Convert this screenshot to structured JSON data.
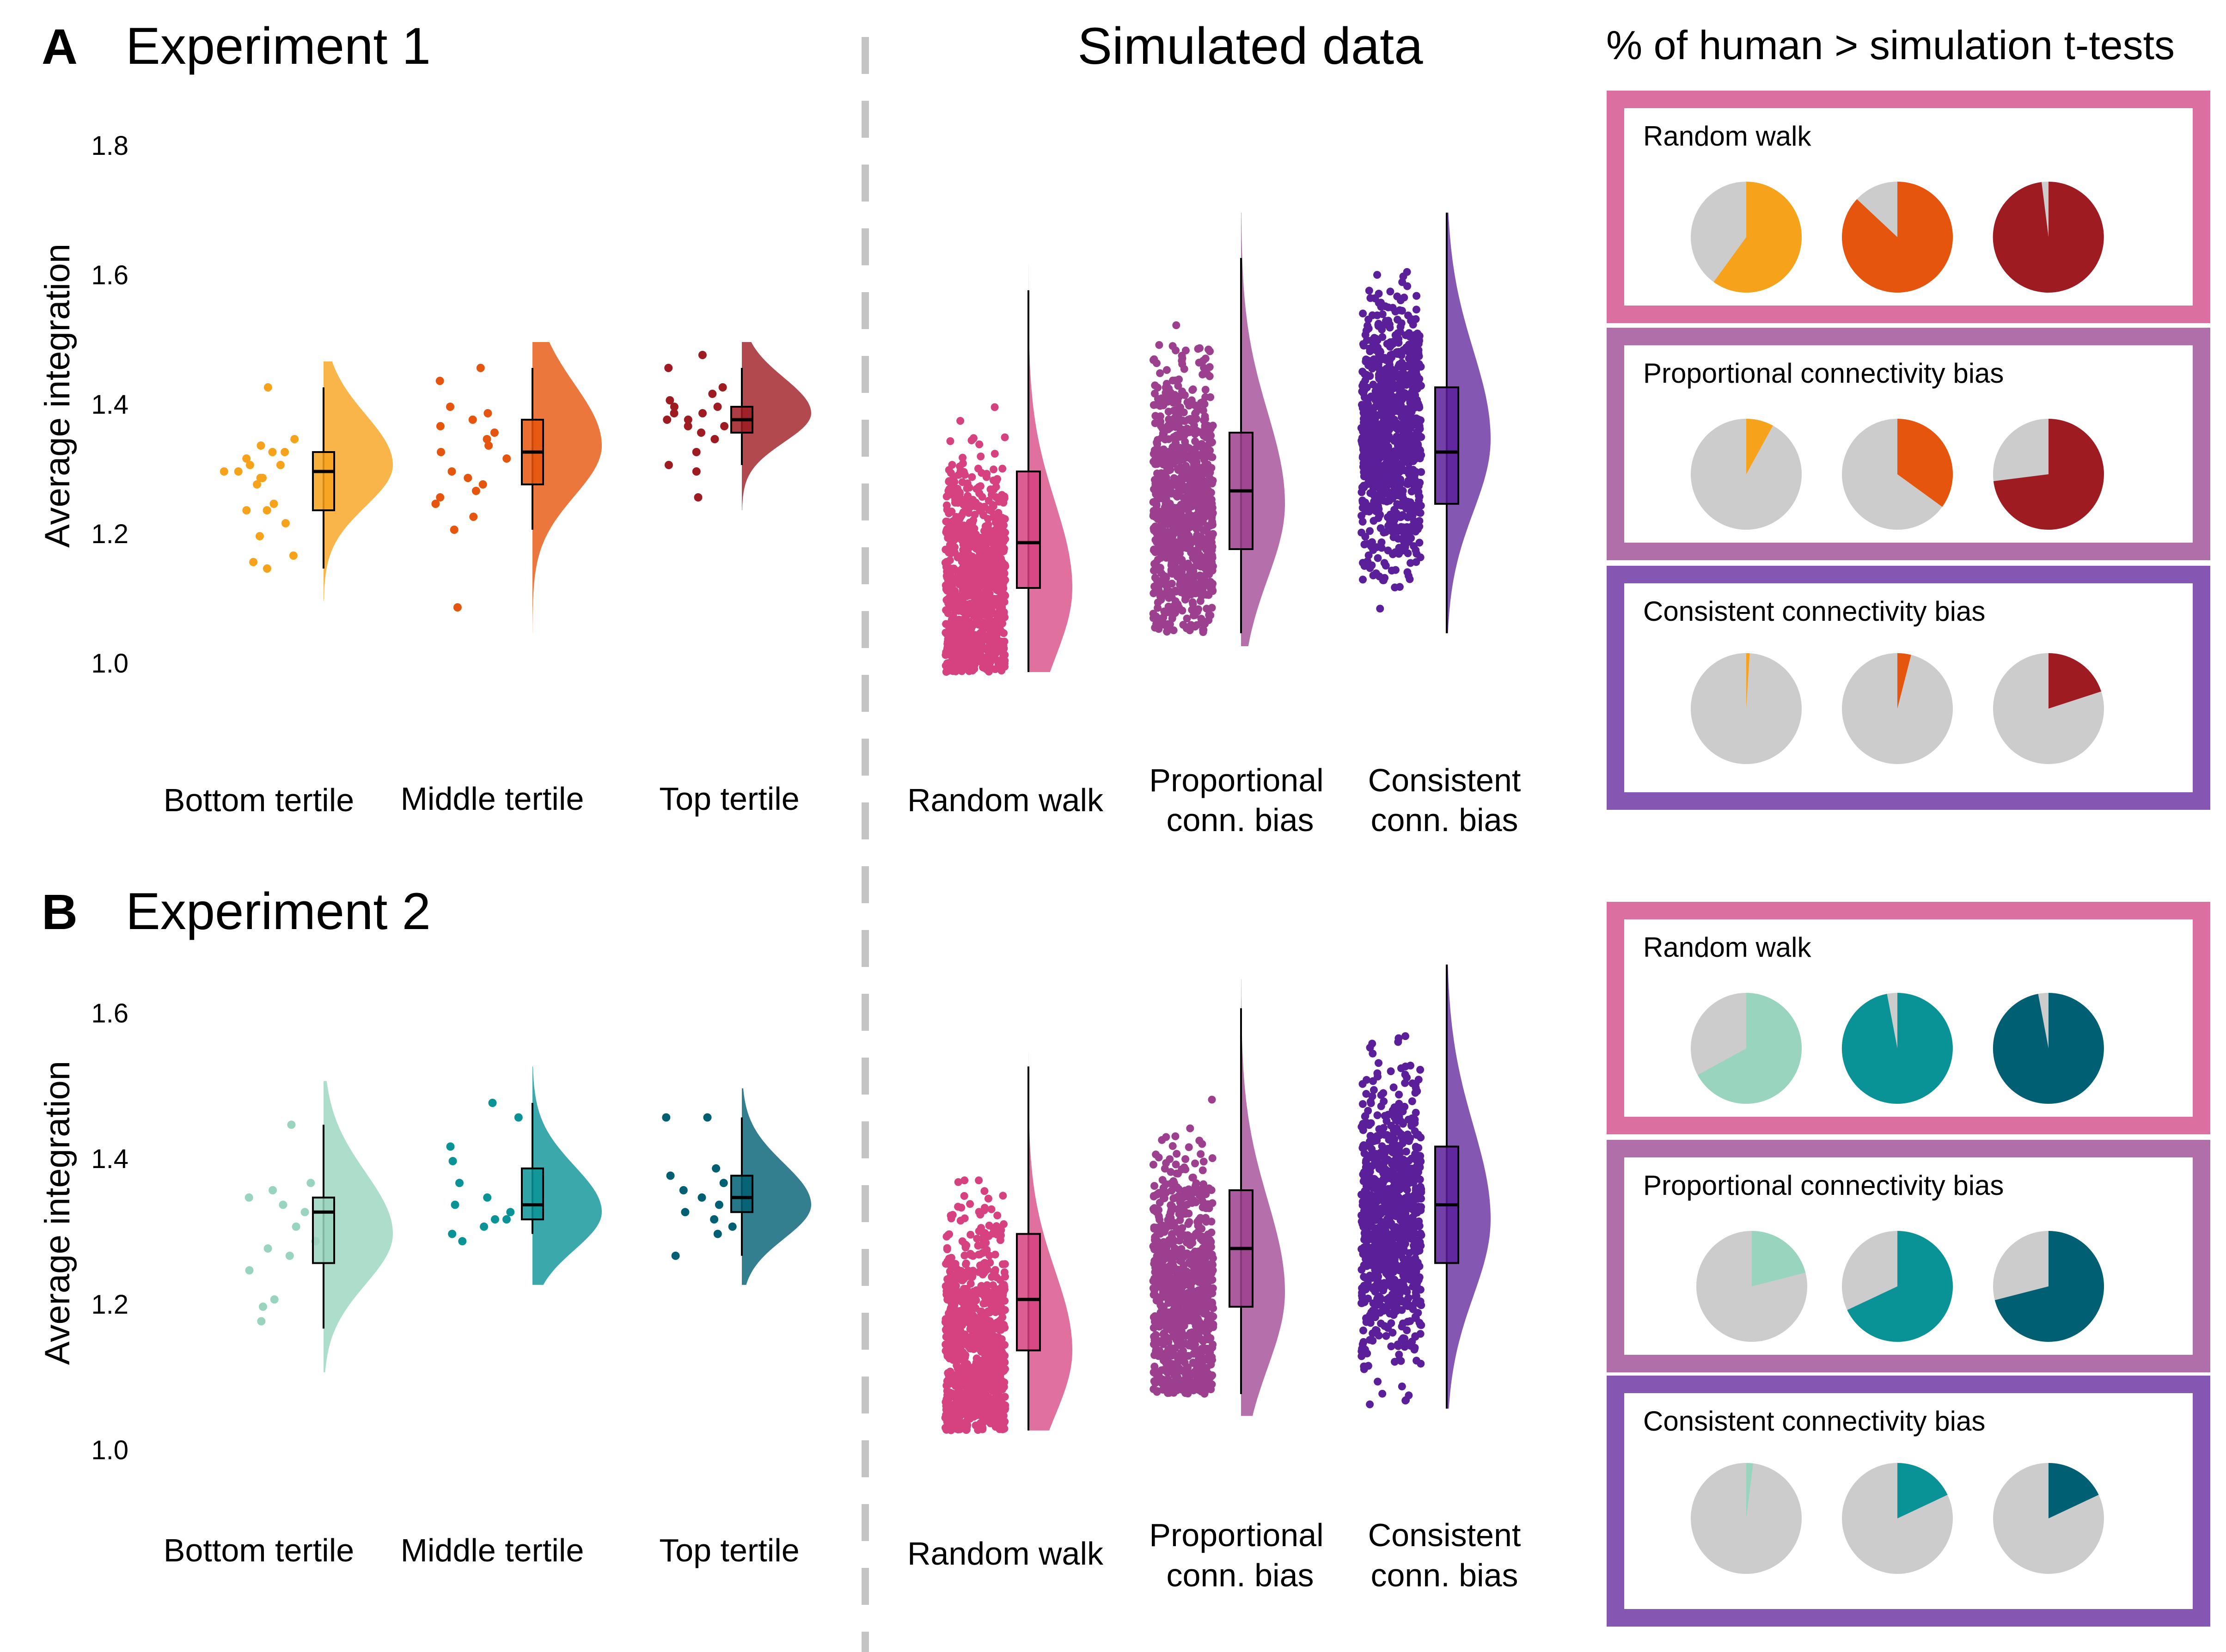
{
  "panels": [
    {
      "letter": "A",
      "title": "Experiment 1",
      "sim_title": "Simulated data",
      "pie_title": "% of human > simulation t-tests",
      "ylabel": "Average integration",
      "yticks": [
        "1.0",
        "1.2",
        "1.4",
        "1.6",
        "1.8"
      ]
    },
    {
      "letter": "B",
      "title": "Experiment 2",
      "ylabel": "Average integration",
      "yticks": [
        "1.0",
        "1.2",
        "1.4",
        "1.6"
      ]
    }
  ],
  "human_labels": [
    "Bottom tertile",
    "Middle tertile",
    "Top tertile"
  ],
  "sim_labels": [
    [
      "Random walk"
    ],
    [
      "Proportional",
      "conn. bias"
    ],
    [
      "Consistent",
      "conn. bias"
    ]
  ],
  "pie_group_titles": [
    "Random walk",
    "Proportional connectivity bias",
    "Consistent connectivity bias"
  ],
  "colors": {
    "exp1_tertiles": [
      "#F7A21B",
      "#E6550D",
      "#9E1B22"
    ],
    "exp2_tertiles": [
      "#99D5BE",
      "#0A9396",
      "#005F73"
    ],
    "simulations": [
      "#D6417F",
      "#9C3F8E",
      "#5B1F9A"
    ],
    "pie_borders": [
      "#DB6FA0",
      "#B06FA9",
      "#8656B3"
    ],
    "pie_rest": "#CCCCCC"
  },
  "chart_data": [
    {
      "type": "raincloud",
      "panel": "A",
      "ylim": [
        0.9,
        1.85
      ],
      "groups": [
        {
          "name": "Bottom tertile",
          "kind": "human",
          "median": 1.3,
          "q1": 1.24,
          "q3": 1.33,
          "whisker": [
            1.15,
            1.43
          ],
          "density": [
            1.1,
            1.47
          ],
          "mode": 1.31,
          "points": [
            1.43,
            1.35,
            1.34,
            1.33,
            1.33,
            1.32,
            1.31,
            1.31,
            1.3,
            1.3,
            1.29,
            1.29,
            1.28,
            1.25,
            1.24,
            1.24,
            1.22,
            1.2,
            1.17,
            1.16,
            1.15
          ]
        },
        {
          "name": "Middle tertile",
          "kind": "human",
          "median": 1.33,
          "q1": 1.28,
          "q3": 1.38,
          "whisker": [
            1.21,
            1.46
          ],
          "density": [
            1.05,
            1.5
          ],
          "mode": 1.34,
          "points": [
            1.46,
            1.44,
            1.4,
            1.39,
            1.38,
            1.37,
            1.36,
            1.35,
            1.34,
            1.33,
            1.32,
            1.3,
            1.29,
            1.28,
            1.27,
            1.26,
            1.25,
            1.23,
            1.21,
            1.09
          ]
        },
        {
          "name": "Top tertile",
          "kind": "human",
          "median": 1.38,
          "q1": 1.36,
          "q3": 1.4,
          "whisker": [
            1.31,
            1.46
          ],
          "density": [
            1.24,
            1.5
          ],
          "mode": 1.39,
          "points": [
            1.48,
            1.46,
            1.43,
            1.42,
            1.41,
            1.4,
            1.4,
            1.39,
            1.39,
            1.38,
            1.38,
            1.37,
            1.37,
            1.36,
            1.35,
            1.33,
            1.31,
            1.3,
            1.26
          ]
        },
        {
          "name": "Random walk",
          "kind": "simulation",
          "median": 1.19,
          "q1": 1.12,
          "q3": 1.3,
          "whisker": [
            0.99,
            1.58
          ],
          "density": [
            0.99,
            1.62
          ],
          "mode": 1.12,
          "range": [
            0.99,
            1.63
          ],
          "n_points": 900
        },
        {
          "name": "Proportional conn. bias",
          "kind": "simulation",
          "median": 1.27,
          "q1": 1.18,
          "q3": 1.36,
          "whisker": [
            1.05,
            1.63
          ],
          "density": [
            1.03,
            1.7
          ],
          "mode": 1.25,
          "range": [
            1.05,
            1.72
          ],
          "n_points": 900
        },
        {
          "name": "Consistent conn. bias",
          "kind": "simulation",
          "median": 1.33,
          "q1": 1.25,
          "q3": 1.43,
          "whisker": [
            1.05,
            1.7
          ],
          "density": [
            1.05,
            1.7
          ],
          "mode": 1.35,
          "range": [
            1.06,
            1.7
          ],
          "n_points": 900
        }
      ]
    },
    {
      "type": "raincloud",
      "panel": "B",
      "ylim": [
        0.95,
        1.75
      ],
      "groups": [
        {
          "name": "Bottom tertile",
          "kind": "human",
          "median": 1.33,
          "q1": 1.26,
          "q3": 1.35,
          "whisker": [
            1.17,
            1.45
          ],
          "density": [
            1.11,
            1.51
          ],
          "mode": 1.3,
          "points": [
            1.45,
            1.37,
            1.36,
            1.35,
            1.34,
            1.33,
            1.31,
            1.29,
            1.28,
            1.27,
            1.25,
            1.21,
            1.2,
            1.18
          ]
        },
        {
          "name": "Middle tertile",
          "kind": "human",
          "median": 1.34,
          "q1": 1.32,
          "q3": 1.39,
          "whisker": [
            1.3,
            1.48
          ],
          "density": [
            1.23,
            1.53
          ],
          "mode": 1.33,
          "points": [
            1.48,
            1.46,
            1.42,
            1.4,
            1.37,
            1.35,
            1.34,
            1.33,
            1.32,
            1.32,
            1.31,
            1.3,
            1.29
          ]
        },
        {
          "name": "Top tertile",
          "kind": "human",
          "median": 1.35,
          "q1": 1.33,
          "q3": 1.38,
          "whisker": [
            1.27,
            1.46
          ],
          "density": [
            1.23,
            1.5
          ],
          "mode": 1.34,
          "points": [
            1.46,
            1.46,
            1.39,
            1.38,
            1.37,
            1.36,
            1.35,
            1.34,
            1.33,
            1.32,
            1.31,
            1.3,
            1.27
          ]
        },
        {
          "name": "Random walk",
          "kind": "simulation",
          "median": 1.21,
          "q1": 1.14,
          "q3": 1.3,
          "whisker": [
            1.03,
            1.53
          ],
          "density": [
            1.03,
            1.55
          ],
          "mode": 1.14,
          "range": [
            1.03,
            1.58
          ],
          "n_points": 900
        },
        {
          "name": "Proportional conn. bias",
          "kind": "simulation",
          "median": 1.28,
          "q1": 1.2,
          "q3": 1.36,
          "whisker": [
            1.08,
            1.61
          ],
          "density": [
            1.05,
            1.65
          ],
          "mode": 1.22,
          "range": [
            1.08,
            1.66
          ],
          "n_points": 900
        },
        {
          "name": "Consistent conn. bias",
          "kind": "simulation",
          "median": 1.34,
          "q1": 1.26,
          "q3": 1.42,
          "whisker": [
            1.06,
            1.67
          ],
          "density": [
            1.06,
            1.67
          ],
          "mode": 1.32,
          "range": [
            1.06,
            1.67
          ],
          "n_points": 900
        }
      ]
    },
    {
      "type": "pie",
      "panel": "A",
      "description": "% of human > simulation t-tests, per tertile (Bottom, Middle, Top)",
      "groups": [
        {
          "title": "Random walk",
          "percent": [
            60,
            87,
            98
          ]
        },
        {
          "title": "Proportional connectivity bias",
          "percent": [
            8,
            35,
            73
          ]
        },
        {
          "title": "Consistent connectivity bias",
          "percent": [
            1,
            4,
            20
          ]
        }
      ]
    },
    {
      "type": "pie",
      "panel": "B",
      "description": "% of human > simulation t-tests, per tertile (Bottom, Middle, Top)",
      "groups": [
        {
          "title": "Random walk",
          "percent": [
            67,
            97,
            97
          ]
        },
        {
          "title": "Proportional connectivity bias",
          "percent": [
            21,
            68,
            71
          ]
        },
        {
          "title": "Consistent connectivity bias",
          "percent": [
            2,
            18,
            18
          ]
        }
      ]
    }
  ]
}
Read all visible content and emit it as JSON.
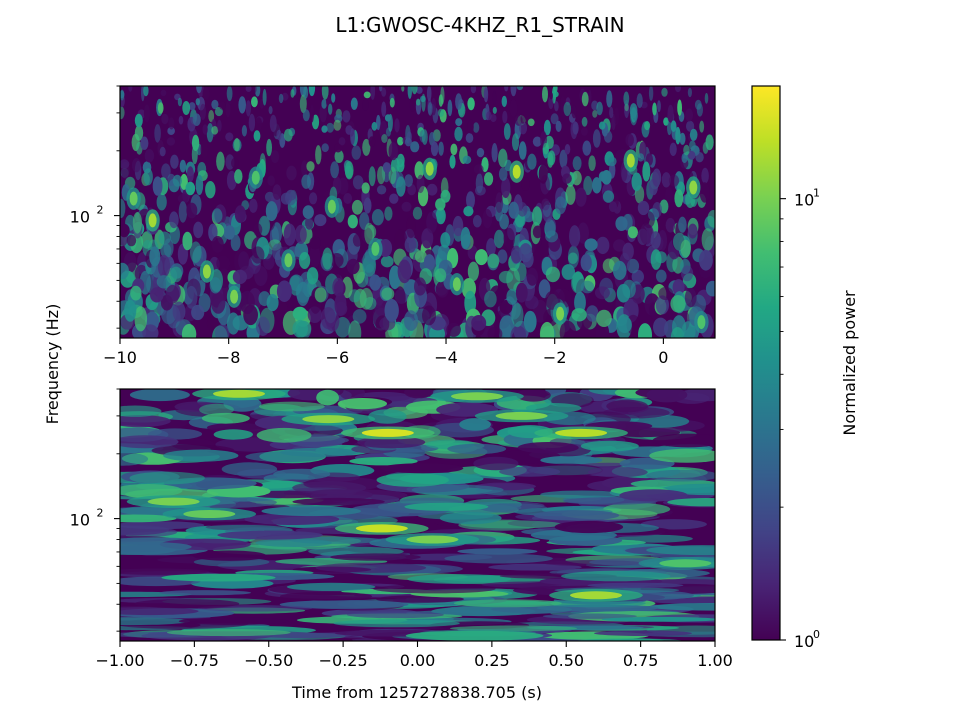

* * *

**Prompt**
Omit the pictures and restate the rest of the records verbatim.

**Result of this exercise**
Convert this screenshot to structured JSON data.
{
  "panels": [
    {
      "letter": "A",
      "title": "Experiment 1",
      "sim_title": "Simulated data",
      "pie_title": "% of human > simulation t-tests",
      "ylabel": "Average integration",
      "yticks": [
        "1.0",
        "1.2",
        "1.4",
        "1.6",
        "1.8"
      ]
    },
    {
      "letter": "B",
      "title": "Experiment 2",
      "ylabel": "Average integration",
      "yticks": [
        "1.0",
        "1.2",
        "1.4",
        "1.6"
      ]
    }
  ],
  "human_labels": [
    "Bottom tertile",
    "Middle tertile",
    "Top tertile"
  ],
  "sim_labels": [
    [
      "Random walk"
    ],
    [
      "Proportional",
      "conn. bias"
    ],
    [
      "Consistent",
      "conn. bias"
    ]
  ],
  "pie_group_titles": [
    "Random walk",
    "Proportional connectivity bias",
    "Consistent connectivity bias"
  ],
  "colors": {
    "exp1_tertiles": [
      "#F7A21B",
      "#E6550D",
      "#9E1B22"
    ],
    "exp2_tertiles": [
      "#99D5BE",
      "#0A9396",
      "#005F73"
    ],
    "simulations": [
      "#D6417F",
      "#9C3F8E",
      "#5B1F9A"
    ],
    "pie_borders": [
      "#DB6FA0",
      "#B06FA9",
      "#8656B3"
    ],
    "pie_rest": "#CCCCCC"
  },
  "chart_data": [
    {
      "type": "raincloud",
      "panel": "A",
      "ylim": [
        0.9,
        1.85
      ],
      "groups": [
        {
          "name": "Bottom tertile",
          "kind": "human",
          "median": 1.3,
          "q1": 1.24,
          "q3": 1.33,
          "whisker": [
            1.15,
            1.43
          ],
          "density": [
            1.1,
            1.47
          ],
          "mode": 1.31,
          "points": [
            1.43,
            1.35,
            1.34,
            1.33,
            1.33,
            1.32,
            1.31,
            1.31,
            1.3,
            1.3,
            1.29,
            1.29,
            1.28,
            1.25,
            1.24,
            1.24,
            1.22,
            1.2,
            1.17,
            1.16,
            1.15
          ]
        },
        {
          "name": "Middle tertile",
          "kind": "human",
          "median": 1.33,
          "q1": 1.28,
          "q3": 1.38,
          "whisker": [
            1.21,
            1.46
          ],
          "density": [
            1.05,
            1.5
          ],
          "mode": 1.34,
          "points": [
            1.46,
            1.44,
            1.4,
            1.39,
            1.38,
            1.37,
            1.36,
            1.35,
            1.34,
            1.33,
            1.32,
            1.3,
            1.29,
            1.28,
            1.27,
            1.26,
            1.25,
            1.23,
            1.21,
            1.09
          ]
        },
        {
          "name": "Top tertile",
          "kind": "human",
          "median": 1.38,
          "q1": 1.36,
          "q3": 1.4,
          "whisker": [
            1.31,
            1.46
          ],
          "density": [
            1.24,
            1.5
          ],
          "mode": 1.39,
          "points": [
            1.48,
            1.46,
            1.43,
            1.42,
            1.41,
            1.4,
            1.4,
            1.39,
            1.39,
            1.38,
            1.38,
            1.37,
            1.37,
            1.36,
            1.35,
            1.33,
            1.31,
            1.3,
            1.26
          ]
        },
        {
          "name": "Random walk",
          "kind": "simulation",
          "median": 1.19,
          "q1": 1.12,
          "q3": 1.3,
          "whisker": [
            0.99,
            1.58
          ],
          "density": [
            0.99,
            1.62
          ],
          "mode": 1.12,
          "range": [
            0.99,
            1.63
          ],
          "n_points": 900
        },
        {
          "name": "Proportional conn. bias",
          "kind": "simulation",
          "median": 1.27,
          "q1": 1.18,
          "q3": 1.36,
          "whisker": [
            1.05,
            1.63
          ],
          "density": [
            1.03,
            1.7
          ],
          "mode": 1.25,
          "range": [
            1.05,
            1.72
          ],
          "n_points": 900
        },
        {
          "name": "Consistent conn. bias",
          "kind": "simulation",
          "median": 1.33,
          "q1": 1.25,
          "q3": 1.43,
          "whisker": [
            1.05,
            1.7
          ],
          "density": [
            1.05,
            1.7
          ],
          "mode": 1.35,
          "range": [
            1.06,
            1.7
          ],
          "n_points": 900
        }
      ]
    },
    {
      "type": "raincloud",
      "panel": "B",
      "ylim": [
        0.95,
        1.75
      ],
      "groups": [
        {
          "name": "Bottom tertile",
          "kind": "human",
          "median": 1.33,
          "q1": 1.26,
          "q3": 1.35,
          "whisker": [
            1.17,
            1.45
          ],
          "density": [
            1.11,
            1.51
          ],
          "mode": 1.3,
          "points": [
            1.45,
            1.37,
            1.36,
            1.35,
            1.34,
            1.33,
            1.31,
            1.29,
            1.28,
            1.27,
            1.25,
            1.21,
            1.2,
            1.18
          ]
        },
        {
          "name": "Middle tertile",
          "kind": "human",
          "median": 1.34,
          "q1": 1.32,
          "q3": 1.39,
          "whisker": [
            1.3,
            1.48
          ],
          "density": [
            1.23,
            1.53
          ],
          "mode": 1.33,
          "points": [
            1.48,
            1.46,
            1.42,
            1.4,
            1.37,
            1.35,
            1.34,
            1.33,
            1.32,
            1.32,
            1.31,
            1.3,
            1.29
          ]
        },
        {
          "name": "Top tertile",
          "kind": "human",
          "median": 1.35,
          "q1": 1.33,
          "q3": 1.38,
          "whisker": [
            1.27,
            1.46
          ],
          "density": [
            1.23,
            1.5
          ],
          "mode": 1.34,
          "points": [
            1.46,
            1.46,
            1.39,
            1.38,
            1.37,
            1.36,
            1.35,
            1.34,
            1.33,
            1.32,
            1.31,
            1.3,
            1.27
          ]
        },
        {
          "name": "Random walk",
          "kind": "simulation",
          "median": 1.21,
          "q1": 1.14,
          "q3": 1.3,
          "whisker": [
            1.03,
            1.53
          ],
          "density": [
            1.03,
            1.55
          ],
          "mode": 1.14,
          "range": [
            1.03,
            1.58
          ],
          "n_points": 900
        },
        {
          "name": "Proportional conn. bias",
          "kind": "simulation",
          "median": 1.28,
          "q1": 1.2,
          "q3": 1.36,
          "whisker": [
            1.08,
            1.61
          ],
          "density": [
            1.05,
            1.65
          ],
          "mode": 1.22,
          "range": [
            1.08,
            1.66
          ],
          "n_points": 900
        },
        {
          "name": "Consistent conn. bias",
          "kind": "simulation",
          "median": 1.34,
          "q1": 1.26,
          "q3": 1.42,
          "whisker": [
            1.06,
            1.67
          ],
          "density": [
            1.06,
            1.67
          ],
          "mode": 1.32,
          "range": [
            1.06,
            1.67
          ],
          "n_points": 900
        }
      ]
    },
    {
      "type": "pie",
      "panel": "A",
      "description": "% of human > simulation t-tests, per tertile (Bottom, Middle, Top)",
      "groups": [
        {
          "title": "Random walk",
          "percent": [
            60,
            87,
            98
          ]
        },
        {
          "title": "Proportional connectivity bias",
          "percent": [
            8,
            35,
            73
          ]
        },
        {
          "title": "Consistent connectivity bias",
          "percent": [
            1,
            4,
            20
          ]
        }
      ]
    },
    {
      "type": "pie",
      "panel": "B",
      "description": "% of human > simulation t-tests, per tertile (Bottom, Middle, Top)",
      "groups": [
        {
          "title": "Random walk",
          "percent": [
            67,
            97,
            97
          ]
        },
        {
          "title": "Proportional connectivity bias",
          "percent": [
            21,
            68,
            71
          ]
        },
        {
          "title": "Consistent connectivity bias",
          "percent": [
            2,
            18,
            18
          ]
        }
      ]
    }
  ]
}
Read all visible content and emit it as JSON.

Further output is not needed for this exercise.